START

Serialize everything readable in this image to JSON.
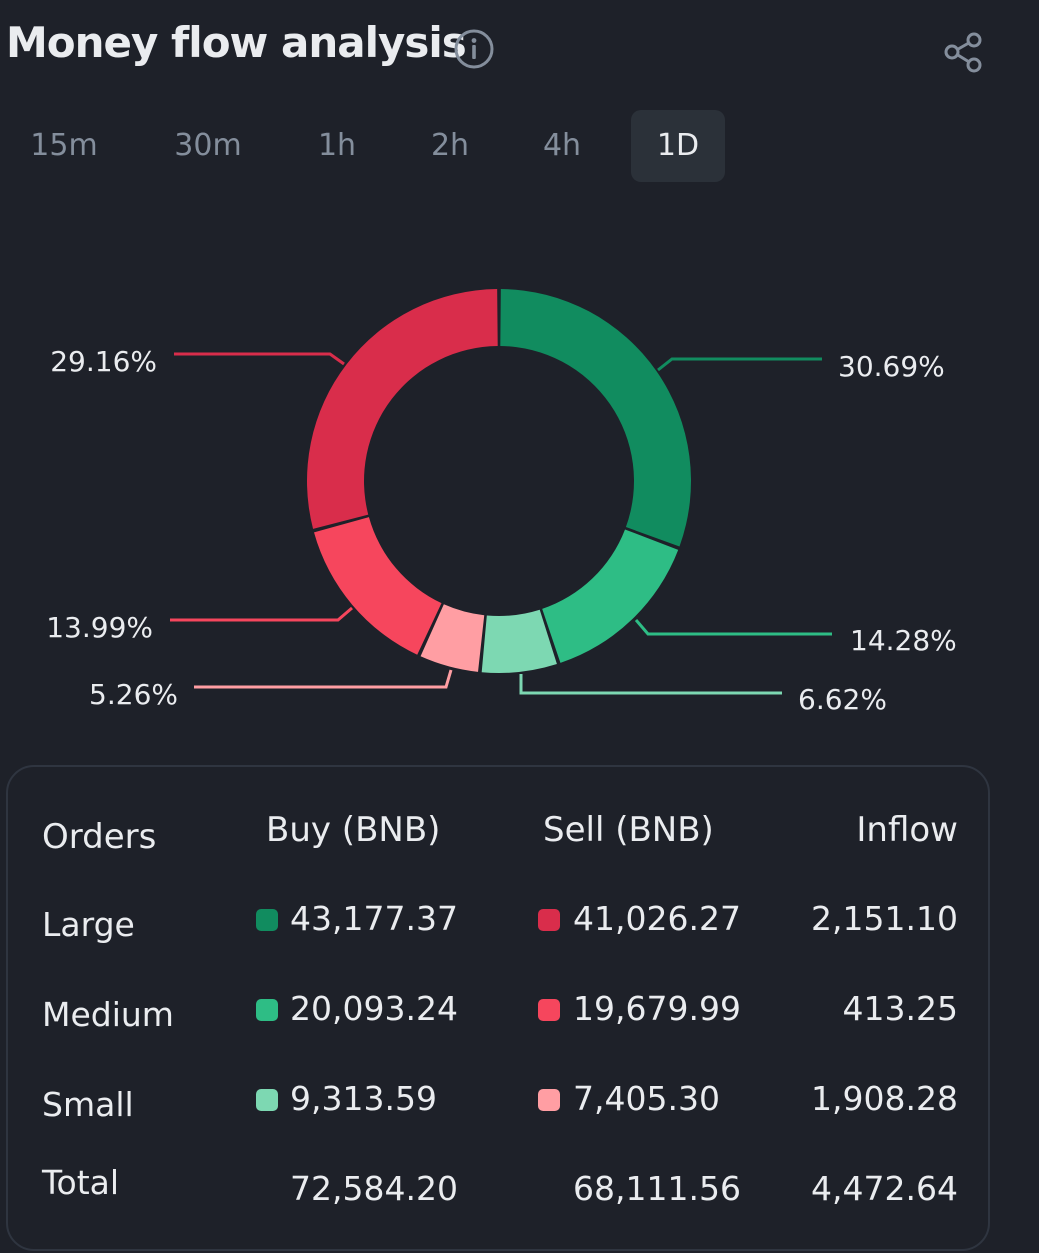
{
  "header": {
    "title": "Money flow analysis",
    "info_icon": "info-icon",
    "share_icon": "share-icon"
  },
  "tabs": [
    {
      "label": "15m",
      "active": false
    },
    {
      "label": "30m",
      "active": false
    },
    {
      "label": "1h",
      "active": false
    },
    {
      "label": "2h",
      "active": false
    },
    {
      "label": "4h",
      "active": false
    },
    {
      "label": "1D",
      "active": true
    }
  ],
  "colors": {
    "large_buy": "#118c5f",
    "medium_buy": "#2ebd85",
    "small_buy": "#7dd8b2",
    "large_sell": "#d92d4b",
    "medium_sell": "#f6465d",
    "small_sell": "#ff9ea3"
  },
  "chart_data": {
    "type": "pie",
    "subtype": "donut",
    "slices": [
      {
        "name": "Large Buy",
        "percent": 30.69,
        "label": "30.69%",
        "color": "#118c5f"
      },
      {
        "name": "Medium Buy",
        "percent": 14.28,
        "label": "14.28%",
        "color": "#2ebd85"
      },
      {
        "name": "Small Buy",
        "percent": 6.62,
        "label": "6.62%",
        "color": "#7dd8b2"
      },
      {
        "name": "Small Sell",
        "percent": 5.26,
        "label": "5.26%",
        "color": "#ff9ea3"
      },
      {
        "name": "Medium Sell",
        "percent": 13.99,
        "label": "13.99%",
        "color": "#f6465d"
      },
      {
        "name": "Large Sell",
        "percent": 29.16,
        "label": "29.16%",
        "color": "#d92d4b"
      }
    ]
  },
  "table": {
    "headers": {
      "orders": "Orders",
      "buy": "Buy (BNB)",
      "sell": "Sell (BNB)",
      "inflow": "Inflow"
    },
    "rows": [
      {
        "order": "Large",
        "buy": "43,177.37",
        "sell": "41,026.27",
        "inflow": "2,151.10",
        "buy_color": "#118c5f",
        "sell_color": "#d92d4b"
      },
      {
        "order": "Medium",
        "buy": "20,093.24",
        "sell": "19,679.99",
        "inflow": "413.25",
        "buy_color": "#2ebd85",
        "sell_color": "#f6465d"
      },
      {
        "order": "Small",
        "buy": "9,313.59",
        "sell": "7,405.30",
        "inflow": "1,908.28",
        "buy_color": "#7dd8b2",
        "sell_color": "#ff9ea3"
      }
    ],
    "total": {
      "order": "Total",
      "buy": "72,584.20",
      "sell": "68,111.56",
      "inflow": "4,472.64"
    }
  }
}
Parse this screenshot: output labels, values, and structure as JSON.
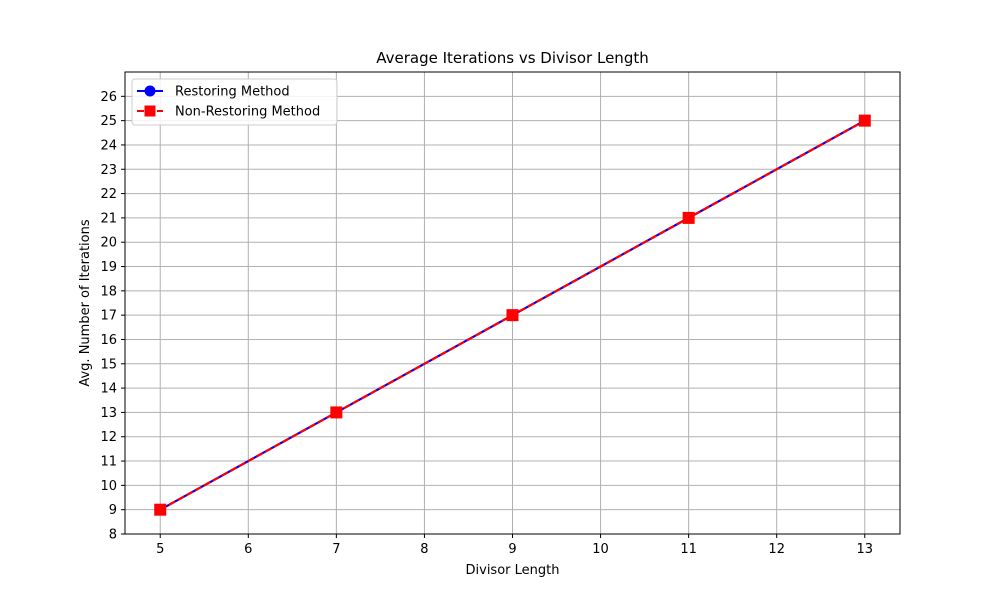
{
  "chart_data": {
    "type": "line",
    "title": "Average Iterations vs Divisor Length",
    "xlabel": "Divisor Length",
    "ylabel": "Avg. Number of Iterations",
    "xlim": [
      4.6,
      13.4
    ],
    "ylim": [
      8,
      27
    ],
    "xticks": [
      5,
      6,
      7,
      8,
      9,
      10,
      11,
      12,
      13
    ],
    "yticks": [
      8,
      9,
      10,
      11,
      12,
      13,
      14,
      15,
      16,
      17,
      18,
      19,
      20,
      21,
      22,
      23,
      24,
      25,
      26
    ],
    "grid": true,
    "legend_position": "top-left",
    "series": [
      {
        "name": "Restoring Method",
        "x": [
          5,
          7,
          9,
          11,
          13
        ],
        "y": [
          9,
          13,
          17,
          21,
          25
        ],
        "color": "#0000ff",
        "marker": "circle",
        "line_style": "solid"
      },
      {
        "name": "Non-Restoring Method",
        "x": [
          5,
          7,
          9,
          11,
          13
        ],
        "y": [
          9,
          13,
          17,
          21,
          25
        ],
        "color": "#ff0000",
        "marker": "square",
        "line_style": "dashed"
      }
    ]
  }
}
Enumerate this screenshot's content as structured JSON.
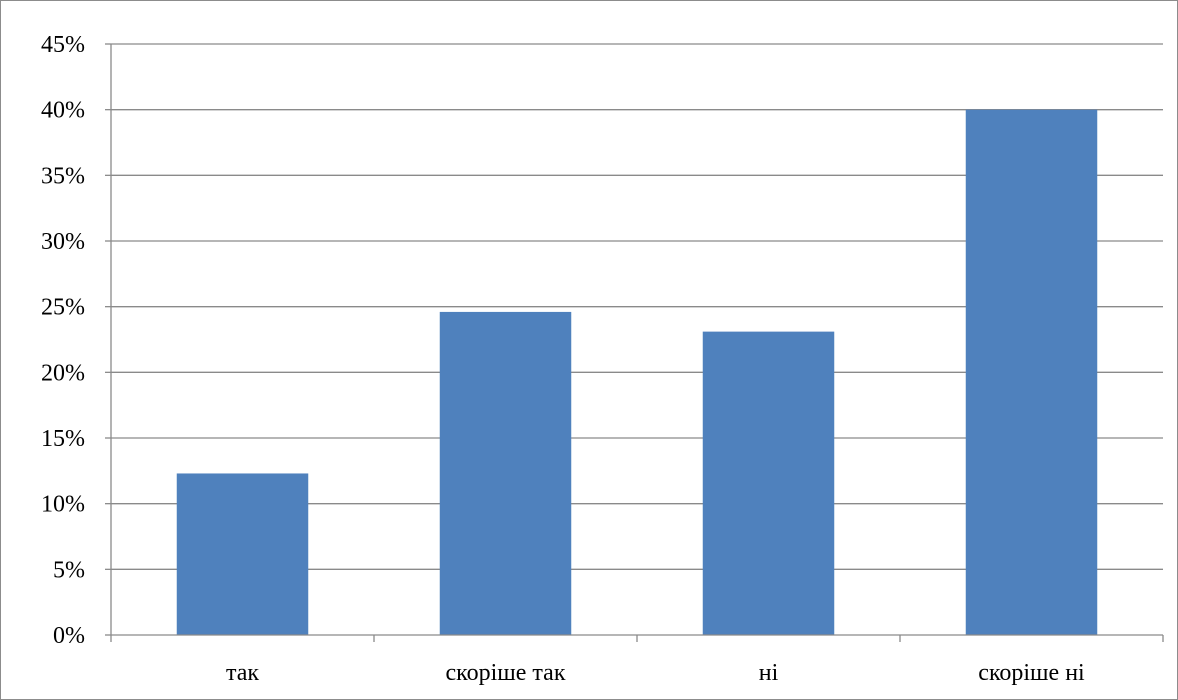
{
  "chart_data": {
    "type": "bar",
    "categories": [
      "так",
      "скоріше так",
      "ні",
      "скоріше ні"
    ],
    "values": [
      12.3,
      24.6,
      23.1,
      40.0
    ],
    "value_unit": "%",
    "ylim": [
      0,
      45
    ],
    "yticks": [
      0,
      5,
      10,
      15,
      20,
      25,
      30,
      35,
      40,
      45
    ],
    "ytick_labels": [
      "0%",
      "5%",
      "10%",
      "15%",
      "20%",
      "25%",
      "30%",
      "35%",
      "40%",
      "45%"
    ],
    "grid": true,
    "legend": "none",
    "bar_color": "#4f81bd",
    "title": "",
    "xlabel": "",
    "ylabel": ""
  }
}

END

DIRECTION: Leave out every line without the string "screenshot" and copy the rest.

RESULT OF THE TASK:
Parse this screenshot: output labels, values, and structure as JSON.
Enumerate this screenshot's content as structured JSON.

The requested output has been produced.